Exercise details – Copy out word for word the part of the starlings and potatoes text below between "sensitive as any" and "one extraordinary being.", inclusive.

Selected text –
● ● ● ● ● ● ●

Whomever Thought of Starlings (and ponderings on potatoes)

Good morning to you, this bright, cold day!


Two sharings today: a short poem on beauty, gratitude and joy as a pathway through difficulty and some ponderings on potatoes.




Whomever thought of Starlings as ordinary

can’t have seen a murmuration ribbon dance

across the sky with motions as changeable and

sensitive as any great orchestra

but silent to us

beyond the thumping rush of wing beat.

And yet


I feel this joy all through me as though

we’re one extraordinary being.

Perhaps we are?

The rise and fall of their flight

mirrors something within me

(this breath, this beating heart)

that catches me, pulse quickened, head turned skyward.

To think of a Starling as ordinary


whomever must not have seen

an ancient, leafless tree

come alive on a mild winter’s day

They must not have noticed

Each half-cracked branch tip budding

with the poised expectation of starlings, blooming.


Yes, I said blooming.

Blooming Starlings

as a January blessing not a curse.

Blooming Starlings

About to lift the old tree's branches off

into a low lit sky

while the snowy fields nearby are thick with fog.


Am I imagining things or is this delightful?


What is the gift of Starlings to a human world whose eyes are obscured by

hardship and by grief? What is this gift of nature

but wonder and beauty conjoined in presence


reminding us that

Even in the depths of winter’s choking grip

there’s an eternal spring

(in you)

(this world)

just waiting to be noticed.


Throw back the veil, pull on your cap and join the dance.

There are always things to be grateful for, my friend.

Jill M MacCormack

Alexandra, PEI (January 14th 2022) Birding with Lucas MacCormack



Potato Ponderings:


Friday morning, while out driving in the fog and calm before the storm (yes--a second nor'easter in a week and this one nastier and more true to its name than the last) I noticed something roadside that looked like horse patties, yet not. As we drove along the south shore road I kept seeing these rusty red clumps that I thought the snowplow must have lifted from the ground--like rocks or mud balls-- when all of a sudden I realized they were potatoes fallen off a truck and lolling about on the side of the snow banked roadway.

● ● ● ● ● ● ●

Entries –
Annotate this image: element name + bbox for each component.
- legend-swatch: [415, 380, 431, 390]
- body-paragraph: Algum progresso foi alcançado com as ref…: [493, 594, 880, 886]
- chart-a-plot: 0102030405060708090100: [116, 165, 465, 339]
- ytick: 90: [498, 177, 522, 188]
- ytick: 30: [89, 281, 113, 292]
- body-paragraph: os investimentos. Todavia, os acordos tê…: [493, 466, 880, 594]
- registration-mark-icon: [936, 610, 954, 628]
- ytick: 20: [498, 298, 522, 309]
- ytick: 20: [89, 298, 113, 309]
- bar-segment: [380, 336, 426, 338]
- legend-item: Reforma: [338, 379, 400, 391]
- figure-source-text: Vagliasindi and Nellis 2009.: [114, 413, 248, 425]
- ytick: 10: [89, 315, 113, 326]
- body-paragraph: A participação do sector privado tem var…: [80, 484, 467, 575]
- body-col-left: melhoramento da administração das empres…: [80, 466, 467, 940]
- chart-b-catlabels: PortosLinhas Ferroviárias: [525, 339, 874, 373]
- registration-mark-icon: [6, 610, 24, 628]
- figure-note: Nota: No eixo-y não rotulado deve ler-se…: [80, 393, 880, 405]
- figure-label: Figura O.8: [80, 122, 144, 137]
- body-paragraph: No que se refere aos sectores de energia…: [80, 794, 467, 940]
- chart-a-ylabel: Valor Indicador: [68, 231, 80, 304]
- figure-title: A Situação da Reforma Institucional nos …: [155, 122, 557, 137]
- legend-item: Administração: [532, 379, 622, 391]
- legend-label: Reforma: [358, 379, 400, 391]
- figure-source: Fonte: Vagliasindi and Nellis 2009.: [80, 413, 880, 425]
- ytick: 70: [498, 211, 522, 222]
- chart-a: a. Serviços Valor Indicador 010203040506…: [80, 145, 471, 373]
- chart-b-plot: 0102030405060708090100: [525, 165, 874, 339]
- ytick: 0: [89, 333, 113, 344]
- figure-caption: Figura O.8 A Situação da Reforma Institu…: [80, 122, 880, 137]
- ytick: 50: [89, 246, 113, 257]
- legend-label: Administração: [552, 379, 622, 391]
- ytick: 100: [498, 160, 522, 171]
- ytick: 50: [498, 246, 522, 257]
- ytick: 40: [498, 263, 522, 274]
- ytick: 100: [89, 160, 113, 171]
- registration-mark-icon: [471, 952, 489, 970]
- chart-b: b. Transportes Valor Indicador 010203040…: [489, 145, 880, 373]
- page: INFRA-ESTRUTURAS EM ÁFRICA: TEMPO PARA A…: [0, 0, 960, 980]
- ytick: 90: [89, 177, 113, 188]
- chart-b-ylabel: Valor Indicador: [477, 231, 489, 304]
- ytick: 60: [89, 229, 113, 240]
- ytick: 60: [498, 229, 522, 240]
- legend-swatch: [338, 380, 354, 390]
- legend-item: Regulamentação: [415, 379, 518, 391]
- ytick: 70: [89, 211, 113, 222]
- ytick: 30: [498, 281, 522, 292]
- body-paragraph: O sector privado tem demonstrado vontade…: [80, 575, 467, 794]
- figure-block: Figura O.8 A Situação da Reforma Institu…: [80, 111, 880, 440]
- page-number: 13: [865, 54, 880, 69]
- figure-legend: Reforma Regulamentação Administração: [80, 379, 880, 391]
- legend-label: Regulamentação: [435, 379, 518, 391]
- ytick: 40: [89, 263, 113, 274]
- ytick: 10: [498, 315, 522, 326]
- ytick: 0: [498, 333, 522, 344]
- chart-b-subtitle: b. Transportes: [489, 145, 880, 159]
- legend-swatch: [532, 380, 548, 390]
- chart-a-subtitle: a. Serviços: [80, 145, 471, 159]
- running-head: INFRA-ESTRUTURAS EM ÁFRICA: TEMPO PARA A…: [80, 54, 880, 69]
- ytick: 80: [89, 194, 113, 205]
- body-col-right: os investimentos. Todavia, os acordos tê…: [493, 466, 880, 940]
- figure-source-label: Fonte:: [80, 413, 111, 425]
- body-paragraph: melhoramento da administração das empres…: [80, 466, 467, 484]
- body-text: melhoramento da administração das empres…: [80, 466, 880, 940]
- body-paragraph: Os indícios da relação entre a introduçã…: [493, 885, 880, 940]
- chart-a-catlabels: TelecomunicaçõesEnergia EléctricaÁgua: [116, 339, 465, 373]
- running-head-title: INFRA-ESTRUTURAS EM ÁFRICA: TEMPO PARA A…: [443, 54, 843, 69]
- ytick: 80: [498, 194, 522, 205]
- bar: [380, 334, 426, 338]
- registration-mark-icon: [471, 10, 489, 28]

● ● ● ● ● ● ●

Correct result –
sensitive as any great orchestra

but silent to us

beyond the thumping rush of wing beat.

And yet


I feel this joy all through me as though

we’re one extraordinary being.